Dataset items

------------------------

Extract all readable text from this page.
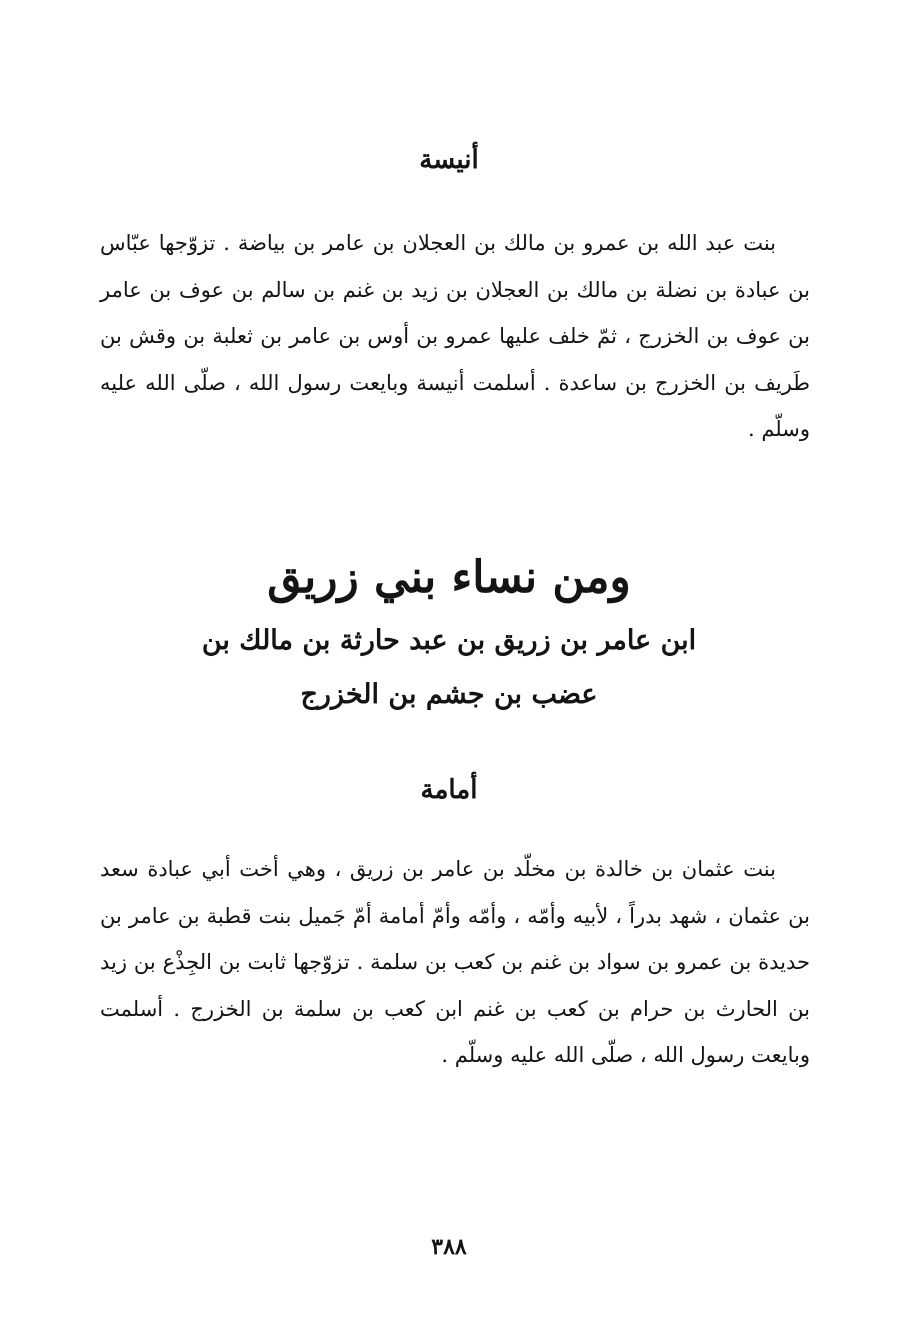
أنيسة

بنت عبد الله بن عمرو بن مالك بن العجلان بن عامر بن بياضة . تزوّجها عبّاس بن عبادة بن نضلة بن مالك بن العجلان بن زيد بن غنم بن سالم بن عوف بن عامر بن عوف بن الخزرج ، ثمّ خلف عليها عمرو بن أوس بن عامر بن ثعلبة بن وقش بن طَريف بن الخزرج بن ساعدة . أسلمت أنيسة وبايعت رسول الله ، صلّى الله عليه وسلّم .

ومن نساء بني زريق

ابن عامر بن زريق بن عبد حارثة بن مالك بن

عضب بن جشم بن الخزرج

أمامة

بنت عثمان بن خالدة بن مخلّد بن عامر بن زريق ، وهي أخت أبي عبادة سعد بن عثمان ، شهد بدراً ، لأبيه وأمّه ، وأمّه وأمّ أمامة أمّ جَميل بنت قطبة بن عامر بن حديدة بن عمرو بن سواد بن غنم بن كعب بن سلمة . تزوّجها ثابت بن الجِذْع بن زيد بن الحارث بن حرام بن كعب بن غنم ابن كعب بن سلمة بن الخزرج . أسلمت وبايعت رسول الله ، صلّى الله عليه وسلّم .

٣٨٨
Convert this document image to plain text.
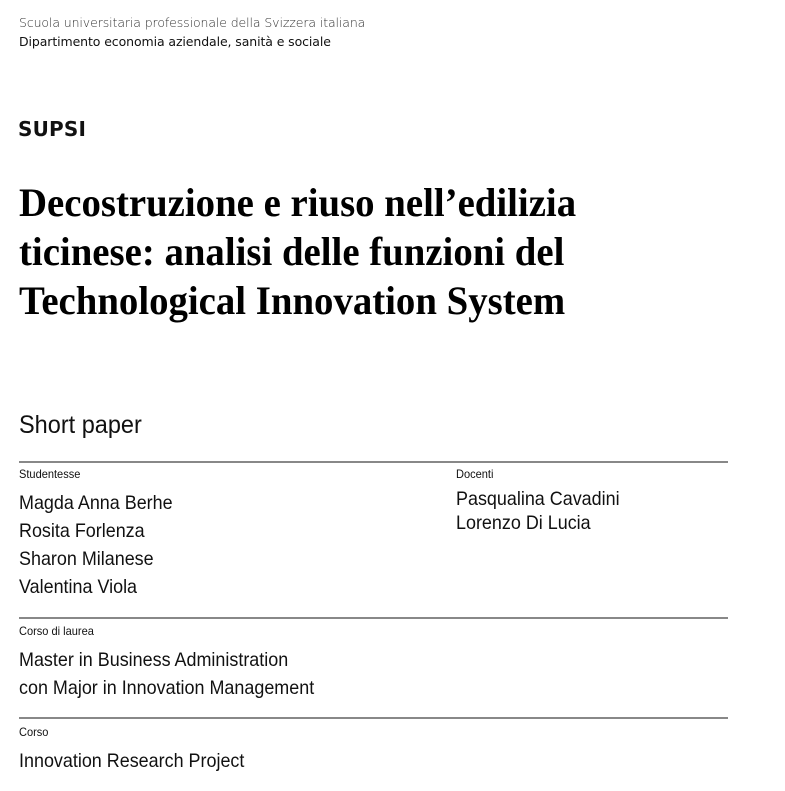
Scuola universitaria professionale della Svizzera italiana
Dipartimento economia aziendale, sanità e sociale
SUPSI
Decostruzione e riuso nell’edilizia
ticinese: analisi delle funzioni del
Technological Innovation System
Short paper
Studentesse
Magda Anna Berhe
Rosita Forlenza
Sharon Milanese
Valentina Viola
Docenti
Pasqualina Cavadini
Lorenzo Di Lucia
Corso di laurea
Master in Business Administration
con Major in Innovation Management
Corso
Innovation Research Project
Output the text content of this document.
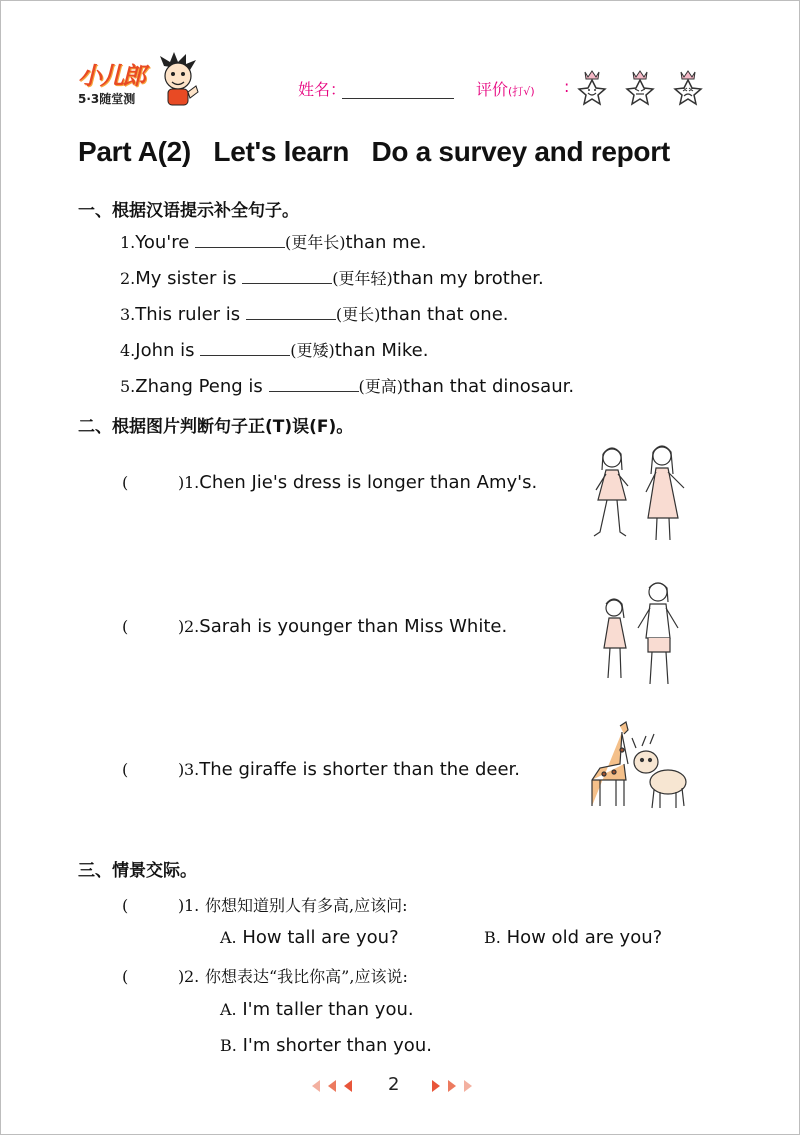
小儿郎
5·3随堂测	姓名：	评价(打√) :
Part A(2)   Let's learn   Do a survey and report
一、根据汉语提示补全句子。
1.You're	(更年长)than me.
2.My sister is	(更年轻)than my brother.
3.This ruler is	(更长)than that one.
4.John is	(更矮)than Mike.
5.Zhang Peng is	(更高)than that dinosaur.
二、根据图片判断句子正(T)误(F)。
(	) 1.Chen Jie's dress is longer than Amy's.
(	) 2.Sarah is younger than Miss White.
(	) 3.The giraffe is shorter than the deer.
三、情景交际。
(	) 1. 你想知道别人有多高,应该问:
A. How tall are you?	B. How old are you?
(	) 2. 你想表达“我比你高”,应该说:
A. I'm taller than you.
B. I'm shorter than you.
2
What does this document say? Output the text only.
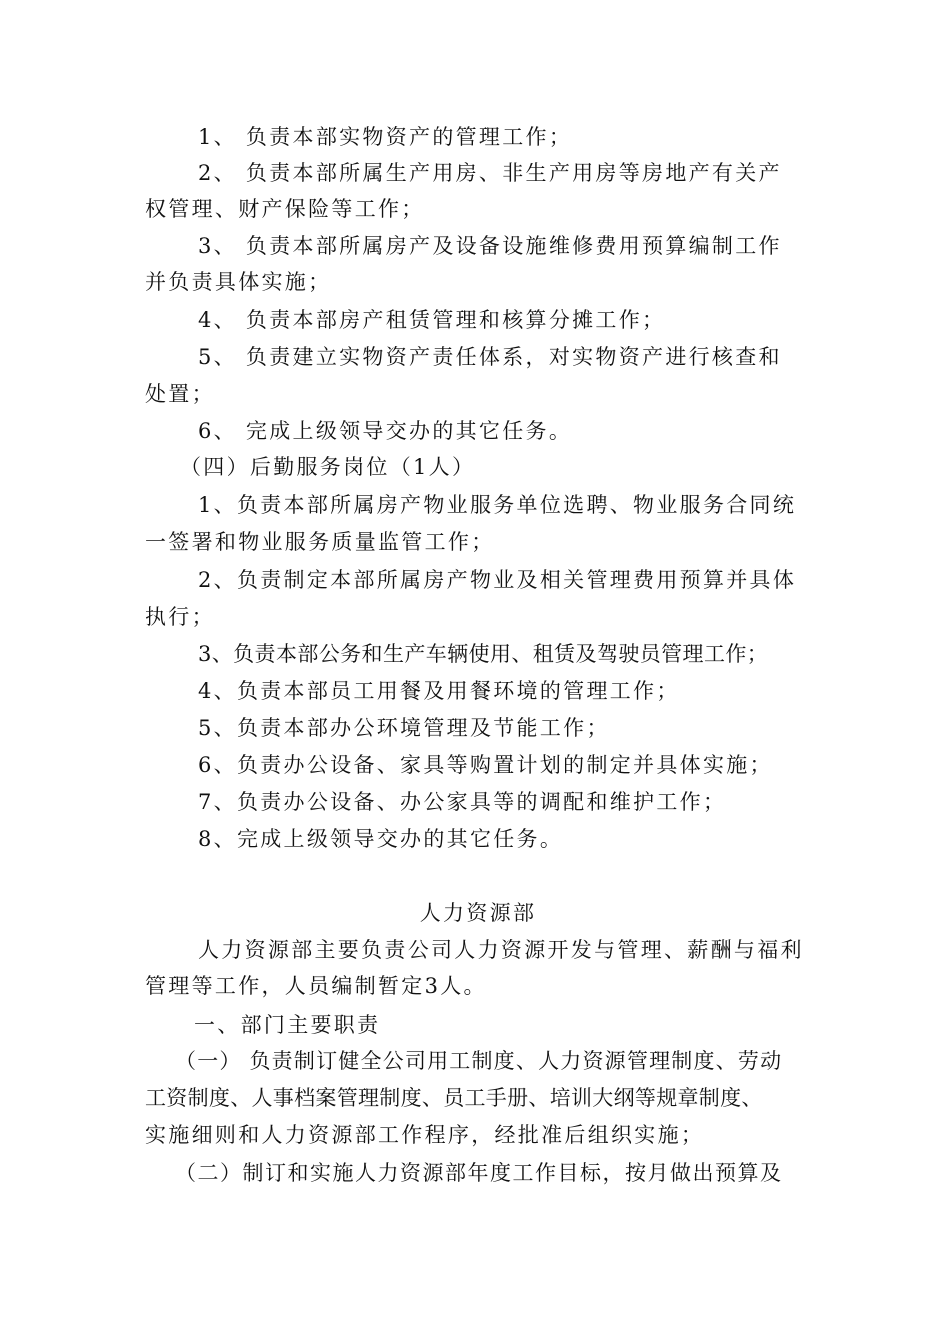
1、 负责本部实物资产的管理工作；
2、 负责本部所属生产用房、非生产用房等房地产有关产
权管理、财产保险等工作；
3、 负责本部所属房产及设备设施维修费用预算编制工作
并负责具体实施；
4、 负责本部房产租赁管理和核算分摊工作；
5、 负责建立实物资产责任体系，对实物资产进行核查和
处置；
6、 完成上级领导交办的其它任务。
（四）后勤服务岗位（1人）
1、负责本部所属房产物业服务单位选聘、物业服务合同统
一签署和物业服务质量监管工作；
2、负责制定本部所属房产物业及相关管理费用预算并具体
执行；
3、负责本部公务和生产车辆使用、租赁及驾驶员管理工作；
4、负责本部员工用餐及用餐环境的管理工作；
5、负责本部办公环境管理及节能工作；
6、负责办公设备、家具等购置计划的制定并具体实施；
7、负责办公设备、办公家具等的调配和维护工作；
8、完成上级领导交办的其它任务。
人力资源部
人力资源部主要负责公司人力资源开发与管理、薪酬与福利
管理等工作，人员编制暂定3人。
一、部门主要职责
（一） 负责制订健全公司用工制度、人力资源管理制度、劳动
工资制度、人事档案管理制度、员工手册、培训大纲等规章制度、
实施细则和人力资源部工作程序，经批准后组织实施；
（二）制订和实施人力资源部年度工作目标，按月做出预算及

------------------------

Exclude the pictures and transcribe all of the entries exactly.

Extract all readable text from this page.
أنيسة

بنت عبد الله بن عمرو بن مالك بن العجلان بن عامر بن بياضة . تزوّجها عبّاس بن عبادة بن نضلة بن مالك بن العجلان بن زيد بن غنم بن سالم بن عوف بن عامر بن عوف بن الخزرج ، ثمّ خلف عليها عمرو بن أوس بن عامر بن ثعلبة بن وقش بن طَريف بن الخزرج بن ساعدة . أسلمت أنيسة وبايعت رسول الله ، صلّى الله عليه وسلّم .

ومن نساء بني زريق

ابن عامر بن زريق بن عبد حارثة بن مالك بن

عضب بن جشم بن الخزرج

أمامة

بنت عثمان بن خالدة بن مخلّد بن عامر بن زريق ، وهي أخت أبي عبادة سعد بن عثمان ، شهد بدراً ، لأبيه وأمّه ، وأمّه وأمّ أمامة أمّ جَميل بنت قطبة بن عامر بن حديدة بن عمرو بن سواد بن غنم بن كعب بن سلمة . تزوّجها ثابت بن الجِذْع بن زيد بن الحارث بن حرام بن كعب بن غنم ابن كعب بن سلمة بن الخزرج . أسلمت وبايعت رسول الله ، صلّى الله عليه وسلّم .

٣٨٨
Convert this document image to plain text.
Scuola universitaria professionale della Svizzera italiana
Dipartimento economia aziendale, sanità e sociale
SUPSI
Decostruzione e riuso nell’edilizia
ticinese: analisi delle funzioni del
Technological Innovation System
Short paper
Studentesse
Magda Anna Berhe
Rosita Forlenza
Sharon Milanese
Valentina Viola
Docenti
Pasqualina Cavadini
Lorenzo Di Lucia
Corso di laurea
Master in Business Administration
con Major in Innovation Management
Corso
Innovation Research Project
Output the text content of this document.
小儿郎
5·3随堂测	姓名：	评价(打√) :
Part A(2)   Let's learn   Do a survey and report
一、根据汉语提示补全句子。
1.You're	(更年长)than me.
2.My sister is	(更年轻)than my brother.
3.This ruler is	(更长)than that one.
4.John is	(更矮)than Mike.
5.Zhang Peng is	(更高)than that dinosaur.
二、根据图片判断句子正(T)误(F)。
(	) 1.Chen Jie's dress is longer than Amy's.
(	) 2.Sarah is younger than Miss White.
(	) 3.The giraffe is shorter than the deer.
三、情景交际。
(	) 1. 你想知道别人有多高,应该问:
A. How tall are you?	B. How old are you?
(	) 2. 你想表达“我比你高”,应该说:
A. I'm taller than you.
B. I'm shorter than you.
2
What does this document say? Output the text only.
1、 负责本部实物资产的管理工作；
2、 负责本部所属生产用房、非生产用房等房地产有关产
权管理、财产保险等工作；
3、 负责本部所属房产及设备设施维修费用预算编制工作
并负责具体实施；
4、 负责本部房产租赁管理和核算分摊工作；
5、 负责建立实物资产责任体系，对实物资产进行核查和
处置；
6、 完成上级领导交办的其它任务。
（四）后勤服务岗位（1人）
1、负责本部所属房产物业服务单位选聘、物业服务合同统
一签署和物业服务质量监管工作；
2、负责制定本部所属房产物业及相关管理费用预算并具体
执行；
3、负责本部公务和生产车辆使用、租赁及驾驶员管理工作；
4、负责本部员工用餐及用餐环境的管理工作；
5、负责本部办公环境管理及节能工作；
6、负责办公设备、家具等购置计划的制定并具体实施；
7、负责办公设备、办公家具等的调配和维护工作；
8、完成上级领导交办的其它任务。
人力资源部
人力资源部主要负责公司人力资源开发与管理、薪酬与福利
管理等工作，人员编制暂定3人。
一、部门主要职责
（一） 负责制订健全公司用工制度、人力资源管理制度、劳动
工资制度、人事档案管理制度、员工手册、培训大纲等规章制度、
实施细则和人力资源部工作程序，经批准后组织实施；
（二）制订和实施人力资源部年度工作目标，按月做出预算及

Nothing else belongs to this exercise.